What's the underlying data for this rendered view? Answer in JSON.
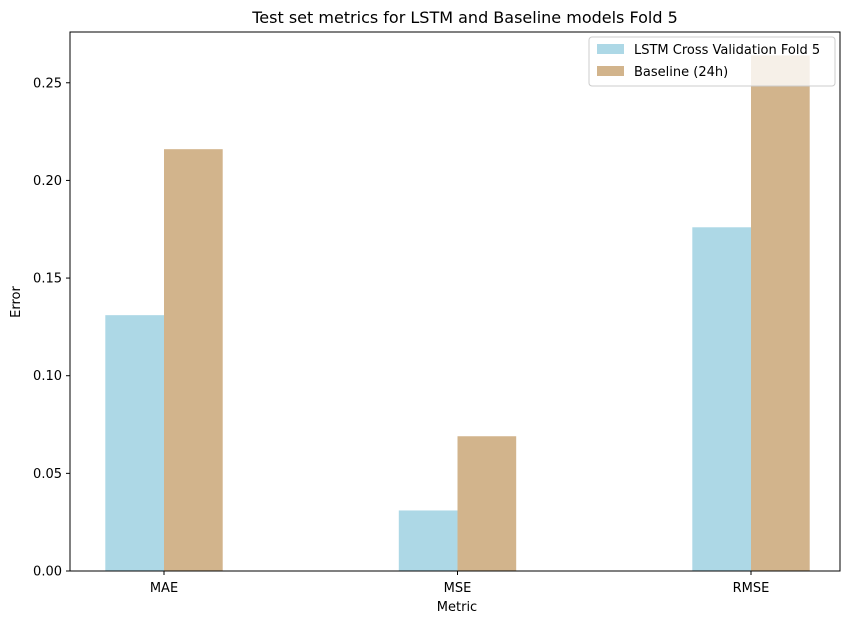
{
  "chart_data": {
    "type": "bar",
    "title": "Test set metrics for LSTM and Baseline models Fold 5",
    "xlabel": "Metric",
    "ylabel": "Error",
    "categories": [
      "MAE",
      "MSE",
      "RMSE"
    ],
    "ylim": [
      0,
      0.276
    ],
    "yticks": [
      "0.00",
      "0.05",
      "0.10",
      "0.15",
      "0.20",
      "0.25"
    ],
    "series": [
      {
        "name": "LSTM Cross Validation Fold 5",
        "color": "#add8e6",
        "values": [
          0.131,
          0.031,
          0.176
        ]
      },
      {
        "name": "Baseline (24h)",
        "color": "#d2b48c",
        "values": [
          0.216,
          0.069,
          0.264
        ]
      }
    ],
    "grid": false,
    "legend_position": "top-right"
  }
}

========================================================================

• **PROBLEM TO WORK ON**
All entries must be written out again exactly as given, with no pictures in the copy.

• **ANSWER TO THIS PROBLEM**
What's the underlying data for this rendered view? Answer in JSON.
{
  "chart_data": {
    "type": "bar",
    "title": "Test set metrics for LSTM and Baseline models Fold 5",
    "xlabel": "Metric",
    "ylabel": "Error",
    "categories": [
      "MAE",
      "MSE",
      "RMSE"
    ],
    "ylim": [
      0,
      0.276
    ],
    "yticks": [
      "0.00",
      "0.05",
      "0.10",
      "0.15",
      "0.20",
      "0.25"
    ],
    "series": [
      {
        "name": "LSTM Cross Validation Fold 5",
        "color": "#add8e6",
        "values": [
          0.131,
          0.031,
          0.176
        ]
      },
      {
        "name": "Baseline (24h)",
        "color": "#d2b48c",
        "values": [
          0.216,
          0.069,
          0.264
        ]
      }
    ],
    "grid": false,
    "legend_position": "top-right"
  }
}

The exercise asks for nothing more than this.